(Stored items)
-----

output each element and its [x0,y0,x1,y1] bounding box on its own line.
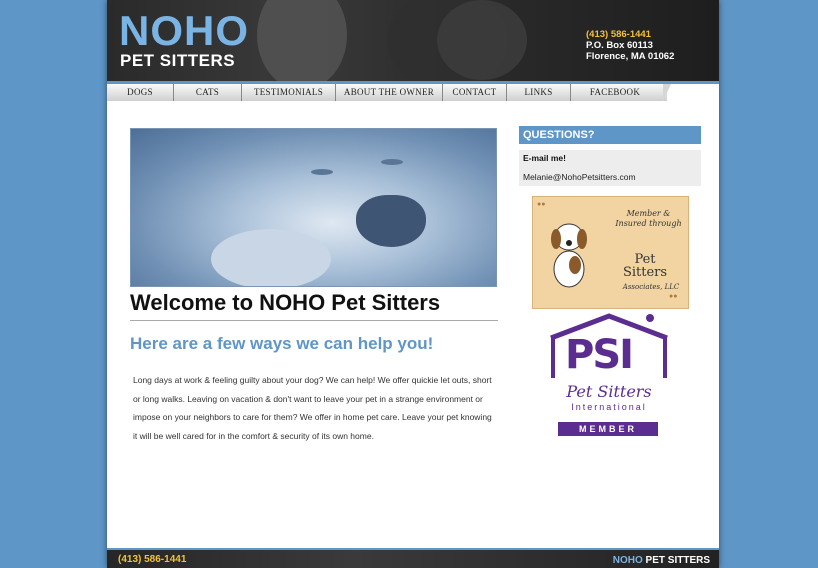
hero-dog-photo [130,128,497,287]
nav-item-links[interactable]: LINKS [507,84,571,101]
email-label: E-mail me! [523,153,566,163]
footer-logo-main: NOHO [612,555,643,566]
questions-box: E-mail me! Melanie@NohoPetsitters.com [519,150,701,186]
footer: (413) 586-1441 NOHO PET SITTERS [107,550,719,568]
title-divider [130,320,498,321]
footer-logo-sub: PET SITTERS [645,555,710,566]
psa-name2: Sitters [622,265,668,280]
footer-phone: (413) 586-1441 [118,554,187,565]
page-title: Welcome to NOHO Pet Sitters [130,290,441,315]
nav-item-about-the-owner[interactable]: ABOUT THE OWNER [336,84,443,101]
psi-letters: PSI [565,332,634,378]
nav-item-facebook[interactable]: FACEBOOK [571,84,659,101]
psa-line2: Insured through [615,219,682,228]
pet-sitters-associates-badge[interactable]: ●● ●● Member & Insured through Pet Sitte… [532,196,689,309]
nav-end-cap [663,84,671,101]
header-city: Florence, MA 01062 [586,51,675,62]
site-logo[interactable]: NOHO [119,10,249,52]
header-po-box: P.O. Box 60113 [586,40,653,51]
header-phone: (413) 586-1441 [586,29,651,40]
questions-heading: QUESTIONS? [519,126,701,144]
dog-paw [211,229,331,286]
dog-nose [356,195,426,247]
page-subtitle: Here are a few ways we can help you! [130,334,434,353]
psi-member-label: MEMBER [558,422,658,436]
dog-eye [311,169,333,175]
psa-name: Pet Sitters [603,253,687,279]
beagle-icon [551,223,587,288]
pet-sitters-international-badge[interactable]: PSI Pet Sitters International MEMBER [547,312,671,438]
header-dog-image [437,0,527,80]
nav-item-contact[interactable]: CONTACT [443,84,507,101]
header: NOHO PET SITTERS (413) 586-1441 P.O. Box… [107,0,719,82]
page-container: NOHO PET SITTERS (413) 586-1441 P.O. Box… [107,0,719,568]
nav-item-dogs[interactable]: DOGS [107,84,174,101]
psa-member-text: Member & Insured through [611,209,686,229]
site-logo-subtitle[interactable]: PET SITTERS [120,51,235,71]
dog-eye [381,159,403,165]
psa-suffix: Associates, LLC [622,283,680,291]
paw-print-icon: ●● [669,293,678,300]
main-nav: DOGS CATS TESTIMONIALS ABOUT THE OWNER C… [107,84,667,101]
nav-item-cats[interactable]: CATS [174,84,242,101]
intro-paragraph: Long days at work & feeling guilty about… [133,375,492,442]
footer-logo: NOHO PET SITTERS [613,555,710,566]
psa-line1: Member & [626,209,671,218]
header-contact: (413) 586-1441 P.O. Box 60113 Florence, … [586,29,674,62]
psi-name: Pet Sitters [566,382,652,401]
paw-print-icon: ●● [537,201,546,208]
email-link[interactable]: Melanie@NohoPetsitters.com [523,172,636,182]
psi-intl: International [571,402,647,412]
header-dog-image [257,0,347,82]
nav-item-testimonials[interactable]: TESTIMONIALS [242,84,336,101]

-----

Transcribe every line of the data above verbatim, omitting the pictures from your answer.

OUTPUT BELOW:
output each element and its [x0,y0,x1,y1] bounding box on its own line.
hero-dog-photo [130,128,497,287]
nav-item-links[interactable]: LINKS [507,84,571,101]
email-label: E-mail me! [523,153,566,163]
footer-logo-main: NOHO [612,555,643,566]
questions-box: E-mail me! Melanie@NohoPetsitters.com [519,150,701,186]
footer: (413) 586-1441 NOHO PET SITTERS [107,550,719,568]
title-divider [130,320,498,321]
footer-logo-sub: PET SITTERS [645,555,710,566]
psa-name2: Sitters [622,265,668,280]
footer-phone: (413) 586-1441 [118,554,187,565]
page-title: Welcome to NOHO Pet Sitters [130,290,441,315]
nav-item-about-the-owner[interactable]: ABOUT THE OWNER [336,84,443,101]
psi-letters: PSI [565,332,634,378]
nav-item-facebook[interactable]: FACEBOOK [571,84,659,101]
psa-line2: Insured through [615,219,682,228]
pet-sitters-associates-badge[interactable]: ●● ●● Member & Insured through Pet Sitte… [532,196,689,309]
nav-end-cap [663,84,671,101]
header-city: Florence, MA 01062 [586,51,675,62]
site-logo[interactable]: NOHO [119,10,249,52]
header-po-box: P.O. Box 60113 [586,40,653,51]
header-phone: (413) 586-1441 [586,29,651,40]
questions-heading: QUESTIONS? [519,126,701,144]
dog-paw [211,229,331,286]
dog-nose [356,195,426,247]
page-subtitle: Here are a few ways we can help you! [130,334,434,353]
psi-member-label: MEMBER [558,422,658,436]
dog-eye [311,169,333,175]
psa-name: Pet Sitters [603,253,687,279]
beagle-icon [551,223,587,288]
pet-sitters-international-badge[interactable]: PSI Pet Sitters International MEMBER [547,312,671,438]
header-dog-image [437,0,527,80]
nav-item-contact[interactable]: CONTACT [443,84,507,101]
header: NOHO PET SITTERS (413) 586-1441 P.O. Box… [107,0,719,82]
page-container: NOHO PET SITTERS (413) 586-1441 P.O. Box… [107,0,719,568]
nav-item-dogs[interactable]: DOGS [107,84,174,101]
psa-member-text: Member & Insured through [611,209,686,229]
site-logo-subtitle[interactable]: PET SITTERS [120,51,235,71]
dog-eye [381,159,403,165]
psa-suffix: Associates, LLC [622,283,680,291]
paw-print-icon: ●● [669,293,678,300]
main-nav: DOGS CATS TESTIMONIALS ABOUT THE OWNER C… [107,84,667,101]
nav-item-cats[interactable]: CATS [174,84,242,101]
intro-paragraph: Long days at work & feeling guilty about… [133,375,492,442]
footer-logo: NOHO PET SITTERS [613,555,710,566]
psa-line1: Member & [626,209,671,218]
header-contact: (413) 586-1441 P.O. Box 60113 Florence, … [586,29,674,62]
psi-name: Pet Sitters [566,382,652,401]
paw-print-icon: ●● [537,201,546,208]
email-link[interactable]: Melanie@NohoPetsitters.com [523,172,636,182]
psi-intl: International [571,402,647,412]
header-dog-image [257,0,347,82]
nav-item-testimonials[interactable]: TESTIMONIALS [242,84,336,101]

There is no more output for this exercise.